'''

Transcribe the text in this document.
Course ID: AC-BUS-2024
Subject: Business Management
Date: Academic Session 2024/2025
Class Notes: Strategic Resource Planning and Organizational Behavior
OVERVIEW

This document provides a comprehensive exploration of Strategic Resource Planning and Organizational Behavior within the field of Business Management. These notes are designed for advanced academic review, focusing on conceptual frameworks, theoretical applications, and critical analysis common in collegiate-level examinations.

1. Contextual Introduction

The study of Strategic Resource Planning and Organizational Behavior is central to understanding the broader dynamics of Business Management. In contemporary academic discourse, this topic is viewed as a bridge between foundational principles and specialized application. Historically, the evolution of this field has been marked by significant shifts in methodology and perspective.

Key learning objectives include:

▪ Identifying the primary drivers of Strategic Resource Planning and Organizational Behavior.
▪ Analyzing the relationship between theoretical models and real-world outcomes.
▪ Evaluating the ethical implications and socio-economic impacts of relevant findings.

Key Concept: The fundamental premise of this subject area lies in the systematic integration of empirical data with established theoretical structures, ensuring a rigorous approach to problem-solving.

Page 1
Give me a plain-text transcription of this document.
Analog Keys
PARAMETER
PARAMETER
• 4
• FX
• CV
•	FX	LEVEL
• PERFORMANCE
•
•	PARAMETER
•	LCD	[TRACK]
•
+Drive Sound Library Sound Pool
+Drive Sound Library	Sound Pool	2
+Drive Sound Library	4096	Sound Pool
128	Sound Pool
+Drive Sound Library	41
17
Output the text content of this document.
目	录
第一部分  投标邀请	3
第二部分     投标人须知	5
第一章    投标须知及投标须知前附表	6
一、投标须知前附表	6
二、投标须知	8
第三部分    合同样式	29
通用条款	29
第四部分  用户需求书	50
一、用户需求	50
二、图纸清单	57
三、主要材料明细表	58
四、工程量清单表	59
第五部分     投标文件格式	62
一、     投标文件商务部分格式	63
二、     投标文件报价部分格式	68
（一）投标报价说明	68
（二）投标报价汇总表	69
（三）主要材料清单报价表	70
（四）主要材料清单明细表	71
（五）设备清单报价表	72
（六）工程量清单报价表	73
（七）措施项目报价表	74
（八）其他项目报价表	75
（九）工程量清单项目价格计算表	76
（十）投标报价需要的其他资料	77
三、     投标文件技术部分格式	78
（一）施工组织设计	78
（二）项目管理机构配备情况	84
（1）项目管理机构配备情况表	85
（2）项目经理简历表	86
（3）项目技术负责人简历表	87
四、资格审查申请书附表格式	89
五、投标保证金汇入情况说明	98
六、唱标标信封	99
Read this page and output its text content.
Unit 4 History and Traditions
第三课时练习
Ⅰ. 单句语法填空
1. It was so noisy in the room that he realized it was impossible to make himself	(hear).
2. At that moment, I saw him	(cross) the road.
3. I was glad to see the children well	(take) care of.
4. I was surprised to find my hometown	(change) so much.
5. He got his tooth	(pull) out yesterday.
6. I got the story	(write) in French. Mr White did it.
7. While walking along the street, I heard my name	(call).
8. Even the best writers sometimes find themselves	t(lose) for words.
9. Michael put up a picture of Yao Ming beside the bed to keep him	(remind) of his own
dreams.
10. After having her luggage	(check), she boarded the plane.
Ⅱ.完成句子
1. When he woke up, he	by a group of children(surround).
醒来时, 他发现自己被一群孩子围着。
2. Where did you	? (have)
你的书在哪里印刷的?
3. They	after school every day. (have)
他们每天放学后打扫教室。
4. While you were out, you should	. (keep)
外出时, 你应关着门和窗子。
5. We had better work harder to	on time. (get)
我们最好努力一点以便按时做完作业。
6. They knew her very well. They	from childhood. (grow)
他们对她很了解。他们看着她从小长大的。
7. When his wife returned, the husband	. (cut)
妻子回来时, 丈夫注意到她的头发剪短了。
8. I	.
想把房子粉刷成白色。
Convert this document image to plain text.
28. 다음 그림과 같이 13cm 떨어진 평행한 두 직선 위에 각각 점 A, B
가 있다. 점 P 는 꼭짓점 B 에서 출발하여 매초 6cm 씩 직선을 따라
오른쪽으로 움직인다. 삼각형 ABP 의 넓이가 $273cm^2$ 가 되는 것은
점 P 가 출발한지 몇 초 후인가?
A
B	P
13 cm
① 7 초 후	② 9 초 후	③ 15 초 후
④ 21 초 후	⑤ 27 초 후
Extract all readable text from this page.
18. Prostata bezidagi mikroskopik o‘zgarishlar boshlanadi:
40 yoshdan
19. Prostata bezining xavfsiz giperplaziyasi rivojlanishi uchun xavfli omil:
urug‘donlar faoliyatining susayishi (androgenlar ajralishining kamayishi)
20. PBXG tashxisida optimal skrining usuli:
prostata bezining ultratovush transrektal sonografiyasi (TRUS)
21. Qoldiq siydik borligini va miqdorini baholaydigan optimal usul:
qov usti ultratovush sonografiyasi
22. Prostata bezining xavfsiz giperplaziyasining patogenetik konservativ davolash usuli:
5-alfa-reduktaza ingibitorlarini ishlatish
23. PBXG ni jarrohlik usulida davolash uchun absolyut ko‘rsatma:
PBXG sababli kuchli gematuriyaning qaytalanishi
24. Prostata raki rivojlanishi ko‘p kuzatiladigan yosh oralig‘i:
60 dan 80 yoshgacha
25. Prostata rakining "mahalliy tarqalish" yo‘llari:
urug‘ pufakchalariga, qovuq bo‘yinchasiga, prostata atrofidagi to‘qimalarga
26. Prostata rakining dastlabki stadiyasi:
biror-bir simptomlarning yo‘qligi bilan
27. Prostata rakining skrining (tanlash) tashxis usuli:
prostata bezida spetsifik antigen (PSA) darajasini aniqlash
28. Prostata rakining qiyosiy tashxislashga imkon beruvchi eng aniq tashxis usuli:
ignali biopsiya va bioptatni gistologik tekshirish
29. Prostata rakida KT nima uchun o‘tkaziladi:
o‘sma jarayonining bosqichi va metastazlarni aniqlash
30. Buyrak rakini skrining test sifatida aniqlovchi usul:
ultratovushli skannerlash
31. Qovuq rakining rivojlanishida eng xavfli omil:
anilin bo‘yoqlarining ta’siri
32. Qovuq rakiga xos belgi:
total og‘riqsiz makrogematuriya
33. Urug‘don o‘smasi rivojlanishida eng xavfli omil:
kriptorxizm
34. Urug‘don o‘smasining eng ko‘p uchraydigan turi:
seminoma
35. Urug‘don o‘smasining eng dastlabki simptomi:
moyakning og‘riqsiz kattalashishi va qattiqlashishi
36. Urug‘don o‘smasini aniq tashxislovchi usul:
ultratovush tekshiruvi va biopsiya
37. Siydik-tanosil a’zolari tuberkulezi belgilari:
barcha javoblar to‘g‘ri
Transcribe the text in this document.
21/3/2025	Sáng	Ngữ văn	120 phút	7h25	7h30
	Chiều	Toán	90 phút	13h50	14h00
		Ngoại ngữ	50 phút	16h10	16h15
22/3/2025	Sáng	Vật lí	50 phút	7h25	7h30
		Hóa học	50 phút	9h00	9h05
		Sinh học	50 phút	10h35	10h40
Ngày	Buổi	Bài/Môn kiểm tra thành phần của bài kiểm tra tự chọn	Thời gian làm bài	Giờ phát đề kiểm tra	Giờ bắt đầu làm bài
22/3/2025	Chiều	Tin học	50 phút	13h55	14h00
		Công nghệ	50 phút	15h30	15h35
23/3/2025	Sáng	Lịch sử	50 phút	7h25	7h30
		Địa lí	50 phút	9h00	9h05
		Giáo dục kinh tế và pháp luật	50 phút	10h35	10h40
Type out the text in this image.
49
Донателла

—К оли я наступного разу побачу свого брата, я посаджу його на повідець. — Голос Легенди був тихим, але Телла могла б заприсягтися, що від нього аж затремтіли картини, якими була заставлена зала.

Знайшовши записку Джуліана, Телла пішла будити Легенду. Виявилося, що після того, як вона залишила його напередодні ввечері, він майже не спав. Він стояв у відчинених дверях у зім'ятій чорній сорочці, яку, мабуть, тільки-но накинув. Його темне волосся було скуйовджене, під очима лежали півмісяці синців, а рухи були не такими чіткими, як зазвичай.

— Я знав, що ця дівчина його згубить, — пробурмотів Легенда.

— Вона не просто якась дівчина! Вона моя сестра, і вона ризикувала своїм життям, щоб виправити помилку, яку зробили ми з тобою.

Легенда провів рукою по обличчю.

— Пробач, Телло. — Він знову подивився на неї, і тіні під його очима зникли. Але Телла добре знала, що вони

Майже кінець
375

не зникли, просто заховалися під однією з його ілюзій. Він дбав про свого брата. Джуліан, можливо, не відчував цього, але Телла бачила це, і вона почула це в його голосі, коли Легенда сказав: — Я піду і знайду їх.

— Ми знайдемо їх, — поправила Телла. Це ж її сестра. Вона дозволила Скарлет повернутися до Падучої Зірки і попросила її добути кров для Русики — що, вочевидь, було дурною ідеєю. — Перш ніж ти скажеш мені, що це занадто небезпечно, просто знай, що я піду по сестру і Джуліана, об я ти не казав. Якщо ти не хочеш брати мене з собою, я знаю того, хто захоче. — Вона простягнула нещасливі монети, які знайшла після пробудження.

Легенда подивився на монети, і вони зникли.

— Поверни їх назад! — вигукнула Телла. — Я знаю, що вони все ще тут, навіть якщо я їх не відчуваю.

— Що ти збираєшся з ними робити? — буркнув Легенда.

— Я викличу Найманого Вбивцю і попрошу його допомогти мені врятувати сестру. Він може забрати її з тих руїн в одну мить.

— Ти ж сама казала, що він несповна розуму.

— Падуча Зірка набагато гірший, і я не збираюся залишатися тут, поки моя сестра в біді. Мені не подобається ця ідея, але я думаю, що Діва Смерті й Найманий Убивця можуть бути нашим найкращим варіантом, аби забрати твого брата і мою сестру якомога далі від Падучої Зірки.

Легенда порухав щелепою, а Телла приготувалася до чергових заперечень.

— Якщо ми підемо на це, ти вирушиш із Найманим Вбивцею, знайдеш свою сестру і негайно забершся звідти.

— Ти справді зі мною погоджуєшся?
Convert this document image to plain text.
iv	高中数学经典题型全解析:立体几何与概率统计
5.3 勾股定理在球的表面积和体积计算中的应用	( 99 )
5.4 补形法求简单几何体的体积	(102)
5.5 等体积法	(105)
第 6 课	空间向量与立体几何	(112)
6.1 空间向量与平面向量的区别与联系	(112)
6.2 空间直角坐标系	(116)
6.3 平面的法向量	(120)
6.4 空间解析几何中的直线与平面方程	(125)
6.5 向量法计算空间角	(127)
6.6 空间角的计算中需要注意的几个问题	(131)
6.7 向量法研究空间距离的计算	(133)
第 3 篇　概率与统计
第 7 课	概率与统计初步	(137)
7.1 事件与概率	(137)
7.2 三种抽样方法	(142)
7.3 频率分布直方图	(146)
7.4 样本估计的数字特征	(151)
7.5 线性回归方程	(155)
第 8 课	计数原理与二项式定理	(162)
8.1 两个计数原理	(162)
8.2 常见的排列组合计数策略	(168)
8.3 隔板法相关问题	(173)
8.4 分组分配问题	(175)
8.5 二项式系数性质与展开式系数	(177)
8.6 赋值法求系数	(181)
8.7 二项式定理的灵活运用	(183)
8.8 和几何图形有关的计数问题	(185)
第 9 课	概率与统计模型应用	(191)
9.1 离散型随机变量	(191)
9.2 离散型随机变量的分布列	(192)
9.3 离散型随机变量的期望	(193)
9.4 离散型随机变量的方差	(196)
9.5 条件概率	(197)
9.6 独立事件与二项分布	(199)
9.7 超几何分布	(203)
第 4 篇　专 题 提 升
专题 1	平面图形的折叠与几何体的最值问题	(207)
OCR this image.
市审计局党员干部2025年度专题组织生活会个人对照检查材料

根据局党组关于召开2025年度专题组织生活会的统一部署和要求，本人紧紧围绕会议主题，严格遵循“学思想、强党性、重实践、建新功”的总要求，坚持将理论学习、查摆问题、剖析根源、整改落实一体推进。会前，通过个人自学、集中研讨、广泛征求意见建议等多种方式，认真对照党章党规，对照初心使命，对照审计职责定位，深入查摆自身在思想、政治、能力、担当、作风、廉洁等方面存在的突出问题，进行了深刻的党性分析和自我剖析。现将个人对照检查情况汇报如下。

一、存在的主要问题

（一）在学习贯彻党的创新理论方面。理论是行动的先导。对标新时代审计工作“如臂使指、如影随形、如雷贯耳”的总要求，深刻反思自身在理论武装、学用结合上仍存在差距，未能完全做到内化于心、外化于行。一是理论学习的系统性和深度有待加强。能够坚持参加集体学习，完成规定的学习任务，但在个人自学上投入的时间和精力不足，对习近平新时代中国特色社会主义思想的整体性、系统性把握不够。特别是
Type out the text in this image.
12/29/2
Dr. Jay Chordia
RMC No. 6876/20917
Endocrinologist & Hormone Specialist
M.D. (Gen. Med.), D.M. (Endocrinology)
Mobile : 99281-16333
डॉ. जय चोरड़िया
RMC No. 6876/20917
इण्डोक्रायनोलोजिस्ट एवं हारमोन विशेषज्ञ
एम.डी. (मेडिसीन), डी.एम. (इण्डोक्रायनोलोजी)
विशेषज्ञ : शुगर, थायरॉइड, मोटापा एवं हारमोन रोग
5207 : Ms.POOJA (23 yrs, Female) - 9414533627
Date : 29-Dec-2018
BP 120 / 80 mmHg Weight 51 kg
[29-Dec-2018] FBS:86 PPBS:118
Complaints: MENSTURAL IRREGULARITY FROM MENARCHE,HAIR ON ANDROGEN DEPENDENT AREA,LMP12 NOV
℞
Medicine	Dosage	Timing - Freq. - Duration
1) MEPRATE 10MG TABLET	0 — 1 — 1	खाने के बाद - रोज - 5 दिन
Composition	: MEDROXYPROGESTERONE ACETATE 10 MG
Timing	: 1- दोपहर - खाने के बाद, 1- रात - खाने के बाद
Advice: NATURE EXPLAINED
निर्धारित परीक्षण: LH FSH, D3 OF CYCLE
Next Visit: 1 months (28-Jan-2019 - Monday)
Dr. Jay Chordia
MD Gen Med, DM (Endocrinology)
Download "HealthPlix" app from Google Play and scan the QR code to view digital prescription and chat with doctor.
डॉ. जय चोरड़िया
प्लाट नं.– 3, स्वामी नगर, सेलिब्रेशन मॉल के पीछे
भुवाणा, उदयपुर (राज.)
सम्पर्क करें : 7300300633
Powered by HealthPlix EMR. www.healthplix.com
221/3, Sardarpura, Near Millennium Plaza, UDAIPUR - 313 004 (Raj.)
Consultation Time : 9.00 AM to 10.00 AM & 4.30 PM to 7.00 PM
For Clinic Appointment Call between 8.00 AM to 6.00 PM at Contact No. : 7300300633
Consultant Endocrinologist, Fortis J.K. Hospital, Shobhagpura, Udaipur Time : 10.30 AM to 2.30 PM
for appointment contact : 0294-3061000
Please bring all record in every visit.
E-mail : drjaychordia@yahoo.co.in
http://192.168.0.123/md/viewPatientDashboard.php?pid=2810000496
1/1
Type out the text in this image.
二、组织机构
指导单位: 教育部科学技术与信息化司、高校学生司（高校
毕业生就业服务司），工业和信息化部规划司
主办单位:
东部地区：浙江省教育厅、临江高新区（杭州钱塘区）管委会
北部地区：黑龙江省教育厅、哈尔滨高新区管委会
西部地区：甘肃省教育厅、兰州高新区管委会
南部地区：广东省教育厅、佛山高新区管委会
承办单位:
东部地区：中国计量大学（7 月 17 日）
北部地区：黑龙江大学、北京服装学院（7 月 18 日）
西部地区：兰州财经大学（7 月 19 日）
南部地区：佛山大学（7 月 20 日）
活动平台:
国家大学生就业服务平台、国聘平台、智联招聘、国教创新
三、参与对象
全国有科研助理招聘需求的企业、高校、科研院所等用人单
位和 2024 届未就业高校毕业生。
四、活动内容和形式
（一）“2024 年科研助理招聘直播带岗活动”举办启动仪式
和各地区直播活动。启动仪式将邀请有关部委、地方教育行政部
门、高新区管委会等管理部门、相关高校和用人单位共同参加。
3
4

'''

Directions:
Choose all lines containing the string "подивився" and copy them out.

Finished task:
— Пробач, Телло. — Він знову подивився на неї, і тіні під його очима зникли. Але Телла добре знала, що вони
Легенда подивився на монети, і вони зникли.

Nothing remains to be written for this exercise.